#### [Stored records]
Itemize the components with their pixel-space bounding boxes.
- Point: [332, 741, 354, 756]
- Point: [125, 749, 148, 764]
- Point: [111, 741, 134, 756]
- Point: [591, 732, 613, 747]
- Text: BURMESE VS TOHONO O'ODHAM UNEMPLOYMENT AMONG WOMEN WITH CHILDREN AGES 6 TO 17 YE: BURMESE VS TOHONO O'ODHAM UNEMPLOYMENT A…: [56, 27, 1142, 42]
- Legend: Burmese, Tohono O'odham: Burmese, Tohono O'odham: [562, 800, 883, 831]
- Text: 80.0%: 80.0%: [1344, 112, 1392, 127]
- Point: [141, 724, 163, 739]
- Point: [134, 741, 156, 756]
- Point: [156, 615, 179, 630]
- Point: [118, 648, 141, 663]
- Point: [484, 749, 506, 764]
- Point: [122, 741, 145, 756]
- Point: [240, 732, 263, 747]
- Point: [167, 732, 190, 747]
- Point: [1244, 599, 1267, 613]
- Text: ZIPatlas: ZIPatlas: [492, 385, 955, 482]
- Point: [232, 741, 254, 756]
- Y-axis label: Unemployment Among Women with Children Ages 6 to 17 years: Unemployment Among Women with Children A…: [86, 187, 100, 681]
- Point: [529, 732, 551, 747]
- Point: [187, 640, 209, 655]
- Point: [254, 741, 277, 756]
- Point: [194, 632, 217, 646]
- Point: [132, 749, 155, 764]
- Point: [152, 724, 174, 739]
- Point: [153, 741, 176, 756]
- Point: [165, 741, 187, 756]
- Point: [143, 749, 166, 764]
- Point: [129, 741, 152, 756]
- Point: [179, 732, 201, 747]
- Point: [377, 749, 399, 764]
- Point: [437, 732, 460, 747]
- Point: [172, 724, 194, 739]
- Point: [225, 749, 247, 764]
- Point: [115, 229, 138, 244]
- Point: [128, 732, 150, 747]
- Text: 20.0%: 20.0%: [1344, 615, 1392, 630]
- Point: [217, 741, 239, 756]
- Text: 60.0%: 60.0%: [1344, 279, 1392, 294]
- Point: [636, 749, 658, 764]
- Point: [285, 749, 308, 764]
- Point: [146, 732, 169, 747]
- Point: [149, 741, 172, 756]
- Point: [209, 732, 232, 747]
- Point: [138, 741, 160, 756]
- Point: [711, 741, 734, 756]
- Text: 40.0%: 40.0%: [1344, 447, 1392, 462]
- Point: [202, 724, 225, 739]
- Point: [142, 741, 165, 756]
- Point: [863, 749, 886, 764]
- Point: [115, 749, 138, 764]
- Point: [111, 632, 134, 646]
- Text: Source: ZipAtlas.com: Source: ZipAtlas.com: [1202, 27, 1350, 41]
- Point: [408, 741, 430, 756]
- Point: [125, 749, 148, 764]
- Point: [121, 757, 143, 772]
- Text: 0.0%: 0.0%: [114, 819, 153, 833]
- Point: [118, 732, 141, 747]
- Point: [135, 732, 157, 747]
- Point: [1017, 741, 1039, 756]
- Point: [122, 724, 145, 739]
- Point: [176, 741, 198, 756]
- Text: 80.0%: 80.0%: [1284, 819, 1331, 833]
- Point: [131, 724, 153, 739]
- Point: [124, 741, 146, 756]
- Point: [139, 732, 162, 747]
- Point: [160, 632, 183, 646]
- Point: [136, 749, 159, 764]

#### [Exercise prompt]
List the items from the first line down to and including the line containing "- Point: [1017, 741, 1039, 756]" as a numbered list, skipping any blank lines.

#### [The output]
1. Itemize the components with their pixel-space bounding boxes.
2. - Point: [332, 741, 354, 756]
3. - Point: [125, 749, 148, 764]
4. - Point: [111, 741, 134, 756]
5. - Point: [591, 732, 613, 747]
6. - Text: BURMESE VS TOHONO O'ODHAM UNEMPLOYMENT AMONG WOMEN WITH CHILDREN AGES 6 TO 17 YE: BURMESE VS TOHONO O'ODHAM UNEMPLOYMENT A…: [56, 27, 1142, 42]
7. - Legend: Burmese, Tohono O'odham: Burmese, Tohono O'odham: [562, 800, 883, 831]
8. - Text: 80.0%: 80.0%: [1344, 112, 1392, 127]
9. - Point: [141, 724, 163, 739]
10. - Point: [134, 741, 156, 756]
11. - Point: [156, 615, 179, 630]
12. - Point: [118, 648, 141, 663]
13. - Point: [484, 749, 506, 764]
14. - Point: [122, 741, 145, 756]
15. - Point: [240, 732, 263, 747]
16. - Point: [167, 732, 190, 747]
17. - Point: [1244, 599, 1267, 613]
18. - Text: ZIPatlas: ZIPatlas: [492, 385, 955, 482]
19. - Point: [232, 741, 254, 756]
20. - Y-axis label: Unemployment Among Women with Children Ages 6 to 17 years: Unemployment Among Women with Children A…: [86, 187, 100, 681]
21. - Point: [529, 732, 551, 747]
22. - Point: [187, 640, 209, 655]
23. - Point: [254, 741, 277, 756]
24. - Point: [194, 632, 217, 646]
25. - Point: [132, 749, 155, 764]
26. - Point: [152, 724, 174, 739]
27. - Point: [153, 741, 176, 756]
28. - Point: [165, 741, 187, 756]
29. - Point: [143, 749, 166, 764]
30. - Point: [129, 741, 152, 756]
31. - Point: [179, 732, 201, 747]
32. - Point: [377, 749, 399, 764]
33. - Point: [437, 732, 460, 747]
34. - Point: [172, 724, 194, 739]
35. - Point: [225, 749, 247, 764]
36. - Point: [115, 229, 138, 244]
37. - Point: [128, 732, 150, 747]
38. - Text: 20.0%: 20.0%: [1344, 615, 1392, 630]
39. - Point: [217, 741, 239, 756]
40. - Text: 60.0%: 60.0%: [1344, 279, 1392, 294]
41. - Point: [636, 749, 658, 764]
42. - Point: [285, 749, 308, 764]
43. - Point: [146, 732, 169, 747]
44. - Point: [149, 741, 172, 756]
45. - Point: [209, 732, 232, 747]
46. - Point: [138, 741, 160, 756]
47. - Point: [711, 741, 734, 756]
48. - Text: 40.0%: 40.0%: [1344, 447, 1392, 462]
49. - Point: [202, 724, 225, 739]
50. - Point: [142, 741, 165, 756]
51. - Point: [863, 749, 886, 764]
52. - Point: [115, 749, 138, 764]
53. - Point: [111, 632, 134, 646]
54. - Text: Source: ZipAtlas.com: Source: ZipAtlas.com: [1202, 27, 1350, 41]
55. - Point: [408, 741, 430, 756]
56. - Point: [125, 749, 148, 764]
57. - Point: [121, 757, 143, 772]
58. - Text: 0.0%: 0.0%: [114, 819, 153, 833]
59. - Point: [118, 732, 141, 747]
60. - Point: [135, 732, 157, 747]
61. - Point: [1017, 741, 1039, 756]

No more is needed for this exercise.